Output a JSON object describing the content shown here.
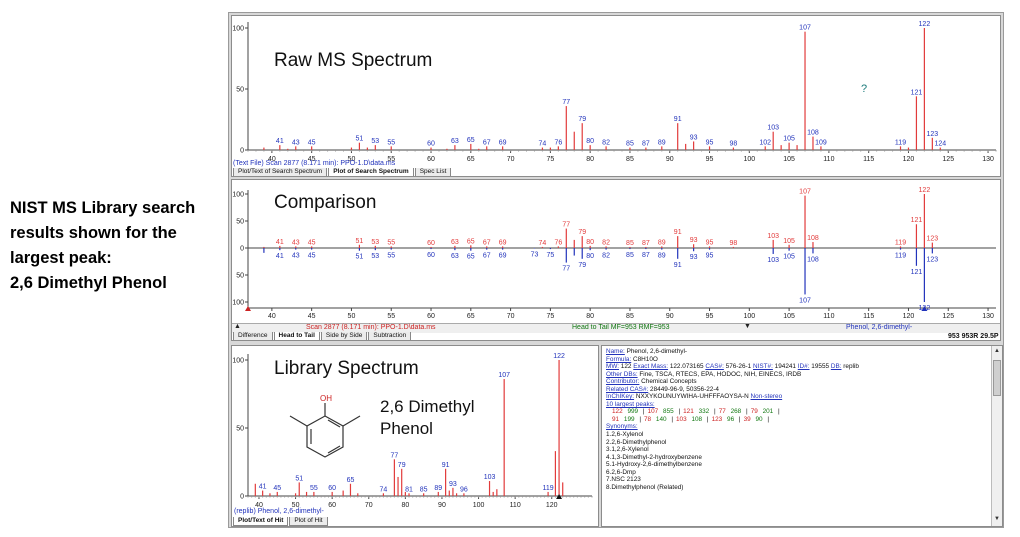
{
  "annotation": {
    "lines": [
      "NIST MS Library search",
      "results shown for the",
      "largest peak:",
      "2,6 Dimethyl Phenol"
    ]
  },
  "colors": {
    "raw": "#e23b3b",
    "label": "#2233bb",
    "library": "#2233bb",
    "axis": "#444444"
  },
  "raw_panel": {
    "title": "Raw MS Spectrum",
    "status": "(Text File) Scan 2877 (8.171 min): PPO-1.D\\data.ms",
    "tabs": [
      {
        "label": "Plot/Text of Search Spectrum",
        "active": false
      },
      {
        "label": "Plot of Search Spectrum",
        "active": true
      },
      {
        "label": "Spec List",
        "active": false
      }
    ],
    "question_mark": "?"
  },
  "comparison_panel": {
    "title": "Comparison",
    "status_left": "Scan 2877 (8.171 min): PPO-1.D\\data.ms",
    "status_mid": "Head to Tail MF=953 RMF=953",
    "status_right": "Phenol, 2,6-dimethyl-",
    "status_score": "953 953R 29.5P",
    "tabs": [
      {
        "label": "Difference",
        "active": false
      },
      {
        "label": "Head to Tail",
        "active": true
      },
      {
        "label": "Side by Side",
        "active": false
      },
      {
        "label": "Subtraction",
        "active": false
      }
    ]
  },
  "library_panel": {
    "title": "Library Spectrum",
    "compound_label": [
      "2,6 Dimethyl",
      "Phenol"
    ],
    "oh_label": "OH",
    "status": "(replib) Phenol, 2,6-dimethyl-",
    "tabs": [
      {
        "label": "Plot/Text of Hit",
        "active": true
      },
      {
        "label": "Plot of Hit",
        "active": false
      }
    ]
  },
  "hit_info": {
    "rows": [
      [
        {
          "k": "Name:",
          "v": " Phenol, 2,6-dimethyl-"
        }
      ],
      [
        {
          "k": "Formula:",
          "v": " C8H10O"
        }
      ],
      [
        {
          "k": "MW:",
          "v": " 122 "
        },
        {
          "k": "Exact Mass:",
          "v": " 122.073165 "
        },
        {
          "k": "CAS#:",
          "v": " 576-26-1 "
        },
        {
          "k": "NIST#:",
          "v": " 194241 "
        },
        {
          "k": "ID#:",
          "v": " 19555 "
        },
        {
          "k": "DB:",
          "v": " replib"
        }
      ],
      [
        {
          "k": "Other DBs:",
          "v": " Fine, TSCA, RTECS, EPA, HODOC, NIH, EINECS, IRDB"
        }
      ],
      [
        {
          "k": "Contributor:",
          "v": " Chemical Concepts"
        }
      ],
      [
        {
          "k": "Related CAS#:",
          "v": " 28449-96-9, 50356-22-4"
        }
      ],
      [
        {
          "k": "InChIKey:",
          "v": " NXXYKOUNUYWIHA-UHFFFAOYSA-N "
        },
        {
          "k": "Non-stereo",
          "v": ""
        }
      ],
      [
        {
          "k": "10 largest peaks:",
          "v": ""
        }
      ]
    ],
    "peak_rows": [
      [
        [
          "122",
          "999"
        ],
        [
          "107",
          "855"
        ],
        [
          "121",
          "332"
        ],
        [
          "77",
          "268"
        ],
        [
          "79",
          "201"
        ]
      ],
      [
        [
          "91",
          "199"
        ],
        [
          "78",
          "140"
        ],
        [
          "103",
          "108"
        ],
        [
          "123",
          "96"
        ],
        [
          "39",
          "90"
        ]
      ]
    ],
    "synonyms_label": "Synonyms:",
    "synonyms": [
      "1.2,6-Xylenol",
      "2.2,6-Dimethylphenol",
      "3.1,2,6-Xylenol",
      "4.1,3-Dimethyl-2-hydroxybenzene",
      "5.1-Hydroxy-2,6-dimethylbenzene",
      "6.2,6-Dmp",
      "7.NSC 2123",
      "8.Dimethylphenol (Related)"
    ]
  },
  "chart_data": [
    {
      "type": "bar",
      "name_hint": "raw",
      "xlim": [
        37,
        131
      ],
      "ylim": [
        0,
        100
      ],
      "xticks": [
        40,
        45,
        50,
        55,
        60,
        65,
        70,
        75,
        80,
        85,
        90,
        95,
        100,
        105,
        110,
        115,
        120,
        125,
        130
      ],
      "yticks": [
        0,
        50,
        100
      ],
      "peaks": [
        [
          39,
          2
        ],
        [
          41,
          4
        ],
        [
          42,
          1
        ],
        [
          43,
          3
        ],
        [
          45,
          3
        ],
        [
          50,
          2
        ],
        [
          51,
          6
        ],
        [
          52,
          2
        ],
        [
          53,
          4
        ],
        [
          55,
          3
        ],
        [
          60,
          2
        ],
        [
          62,
          1
        ],
        [
          63,
          4
        ],
        [
          65,
          5
        ],
        [
          66,
          1
        ],
        [
          67,
          3
        ],
        [
          69,
          3
        ],
        [
          74,
          2
        ],
        [
          75,
          2
        ],
        [
          76,
          3
        ],
        [
          77,
          36
        ],
        [
          78,
          15
        ],
        [
          79,
          22
        ],
        [
          80,
          4
        ],
        [
          82,
          3
        ],
        [
          85,
          2
        ],
        [
          87,
          2
        ],
        [
          89,
          3
        ],
        [
          91,
          22
        ],
        [
          92,
          5
        ],
        [
          93,
          7
        ],
        [
          95,
          3
        ],
        [
          98,
          2
        ],
        [
          102,
          3
        ],
        [
          103,
          15
        ],
        [
          104,
          4
        ],
        [
          105,
          6
        ],
        [
          106,
          4
        ],
        [
          107,
          97
        ],
        [
          108,
          11
        ],
        [
          109,
          3
        ],
        [
          119,
          3
        ],
        [
          120,
          2
        ],
        [
          121,
          44
        ],
        [
          122,
          100
        ],
        [
          123,
          10
        ],
        [
          124,
          2
        ]
      ],
      "labels": [
        [
          41,
          4
        ],
        [
          43,
          3
        ],
        [
          45,
          3
        ],
        [
          51,
          6
        ],
        [
          53,
          4
        ],
        [
          55,
          3
        ],
        [
          60,
          2
        ],
        [
          63,
          4
        ],
        [
          65,
          5
        ],
        [
          67,
          3
        ],
        [
          69,
          3
        ],
        [
          74,
          2
        ],
        [
          76,
          3
        ],
        [
          77,
          36
        ],
        [
          79,
          22
        ],
        [
          80,
          4
        ],
        [
          82,
          3
        ],
        [
          85,
          2
        ],
        [
          87,
          2
        ],
        [
          89,
          3
        ],
        [
          91,
          22
        ],
        [
          93,
          7
        ],
        [
          95,
          3
        ],
        [
          98,
          2
        ],
        [
          102,
          3
        ],
        [
          103,
          15
        ],
        [
          105,
          6
        ],
        [
          107,
          97
        ],
        [
          108,
          11
        ],
        [
          109,
          3
        ],
        [
          119,
          3
        ],
        [
          121,
          44
        ],
        [
          122,
          100
        ],
        [
          123,
          10
        ],
        [
          124,
          2
        ]
      ]
    },
    {
      "type": "bar",
      "name_hint": "comparison head-to-tail",
      "xlim": [
        37,
        131
      ],
      "ylim": [
        -100,
        100
      ],
      "xticks": [
        40,
        45,
        50,
        55,
        60,
        65,
        70,
        75,
        80,
        85,
        90,
        95,
        100,
        105,
        110,
        115,
        120,
        125,
        130
      ],
      "yticks": [
        100,
        50,
        0,
        50,
        100
      ],
      "upper_peaks": [
        [
          39,
          2
        ],
        [
          41,
          4
        ],
        [
          43,
          3
        ],
        [
          45,
          3
        ],
        [
          51,
          6
        ],
        [
          53,
          4
        ],
        [
          55,
          3
        ],
        [
          60,
          2
        ],
        [
          63,
          4
        ],
        [
          65,
          5
        ],
        [
          67,
          3
        ],
        [
          69,
          3
        ],
        [
          74,
          2
        ],
        [
          76,
          3
        ],
        [
          77,
          36
        ],
        [
          78,
          15
        ],
        [
          79,
          22
        ],
        [
          80,
          4
        ],
        [
          82,
          3
        ],
        [
          85,
          2
        ],
        [
          87,
          2
        ],
        [
          89,
          3
        ],
        [
          91,
          22
        ],
        [
          93,
          7
        ],
        [
          95,
          3
        ],
        [
          98,
          2
        ],
        [
          103,
          15
        ],
        [
          105,
          6
        ],
        [
          107,
          97
        ],
        [
          108,
          11
        ],
        [
          119,
          3
        ],
        [
          121,
          44
        ],
        [
          122,
          100
        ],
        [
          123,
          10
        ]
      ],
      "upper_labels": [
        [
          41,
          4
        ],
        [
          43,
          3
        ],
        [
          45,
          3
        ],
        [
          51,
          6
        ],
        [
          53,
          4
        ],
        [
          55,
          3
        ],
        [
          60,
          2
        ],
        [
          63,
          4
        ],
        [
          65,
          5
        ],
        [
          67,
          3
        ],
        [
          69,
          3
        ],
        [
          74,
          2
        ],
        [
          76,
          3
        ],
        [
          77,
          36
        ],
        [
          79,
          22
        ],
        [
          80,
          4
        ],
        [
          82,
          3
        ],
        [
          85,
          2
        ],
        [
          87,
          2
        ],
        [
          89,
          3
        ],
        [
          91,
          22
        ],
        [
          93,
          7
        ],
        [
          95,
          3
        ],
        [
          98,
          2
        ],
        [
          103,
          15
        ],
        [
          105,
          6
        ],
        [
          107,
          97
        ],
        [
          108,
          11
        ],
        [
          119,
          3
        ],
        [
          121,
          44
        ],
        [
          122,
          100
        ],
        [
          123,
          10
        ]
      ],
      "lower_peaks": [
        [
          39,
          9
        ],
        [
          41,
          4
        ],
        [
          43,
          3
        ],
        [
          45,
          3
        ],
        [
          51,
          5
        ],
        [
          53,
          4
        ],
        [
          55,
          3
        ],
        [
          60,
          2
        ],
        [
          63,
          4
        ],
        [
          65,
          5
        ],
        [
          67,
          3
        ],
        [
          69,
          3
        ],
        [
          73,
          1
        ],
        [
          75,
          2
        ],
        [
          77,
          27
        ],
        [
          78,
          14
        ],
        [
          79,
          20
        ],
        [
          80,
          4
        ],
        [
          82,
          3
        ],
        [
          85,
          2
        ],
        [
          87,
          2
        ],
        [
          89,
          3
        ],
        [
          91,
          20
        ],
        [
          93,
          6
        ],
        [
          95,
          3
        ],
        [
          103,
          11
        ],
        [
          105,
          5
        ],
        [
          107,
          86
        ],
        [
          108,
          10
        ],
        [
          119,
          3
        ],
        [
          121,
          33
        ],
        [
          122,
          100
        ],
        [
          123,
          10
        ]
      ],
      "lower_labels": [
        [
          41,
          4
        ],
        [
          43,
          3
        ],
        [
          45,
          3
        ],
        [
          51,
          5
        ],
        [
          53,
          4
        ],
        [
          55,
          3
        ],
        [
          60,
          2
        ],
        [
          63,
          4
        ],
        [
          65,
          5
        ],
        [
          67,
          3
        ],
        [
          69,
          3
        ],
        [
          73,
          1
        ],
        [
          75,
          2
        ],
        [
          77,
          27
        ],
        [
          79,
          20
        ],
        [
          80,
          4
        ],
        [
          82,
          3
        ],
        [
          85,
          2
        ],
        [
          87,
          2
        ],
        [
          89,
          3
        ],
        [
          91,
          20
        ],
        [
          93,
          6
        ],
        [
          95,
          3
        ],
        [
          103,
          11
        ],
        [
          105,
          5
        ],
        [
          107,
          86
        ],
        [
          108,
          10
        ],
        [
          119,
          3
        ],
        [
          121,
          33
        ],
        [
          122,
          100
        ],
        [
          123,
          10
        ]
      ]
    },
    {
      "type": "bar",
      "name_hint": "library",
      "xlim": [
        37,
        131
      ],
      "ylim": [
        0,
        100
      ],
      "xticks": [
        40,
        50,
        60,
        70,
        80,
        90,
        100,
        110,
        120
      ],
      "yticks": [
        0,
        50,
        100
      ],
      "peaks": [
        [
          39,
          9
        ],
        [
          41,
          4
        ],
        [
          43,
          2
        ],
        [
          45,
          3
        ],
        [
          50,
          2
        ],
        [
          51,
          10
        ],
        [
          53,
          3
        ],
        [
          55,
          3
        ],
        [
          60,
          3
        ],
        [
          63,
          4
        ],
        [
          65,
          9
        ],
        [
          67,
          2
        ],
        [
          74,
          2
        ],
        [
          77,
          27
        ],
        [
          78,
          14
        ],
        [
          79,
          20
        ],
        [
          80,
          3
        ],
        [
          81,
          2
        ],
        [
          85,
          2
        ],
        [
          89,
          3
        ],
        [
          91,
          20
        ],
        [
          92,
          4
        ],
        [
          93,
          6
        ],
        [
          94,
          2
        ],
        [
          96,
          2
        ],
        [
          103,
          11
        ],
        [
          104,
          3
        ],
        [
          105,
          5
        ],
        [
          107,
          86
        ],
        [
          119,
          3
        ],
        [
          121,
          33
        ],
        [
          122,
          100
        ],
        [
          123,
          10
        ]
      ],
      "labels": [
        [
          41,
          4
        ],
        [
          45,
          3
        ],
        [
          51,
          10
        ],
        [
          55,
          3
        ],
        [
          60,
          3
        ],
        [
          65,
          9
        ],
        [
          74,
          2
        ],
        [
          77,
          27
        ],
        [
          79,
          20
        ],
        [
          81,
          2
        ],
        [
          85,
          2
        ],
        [
          89,
          3
        ],
        [
          91,
          20
        ],
        [
          93,
          6
        ],
        [
          96,
          2
        ],
        [
          103,
          11
        ],
        [
          107,
          86
        ],
        [
          119,
          3
        ],
        [
          122,
          100
        ]
      ]
    }
  ]
}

────

[Given instruction]:
Show all lines in the entries above where the string "Dimethylphenol" appears.

[Result]:
      "2.2,6-Dimethylphenol",
      "8.Dimethylphenol (Related)"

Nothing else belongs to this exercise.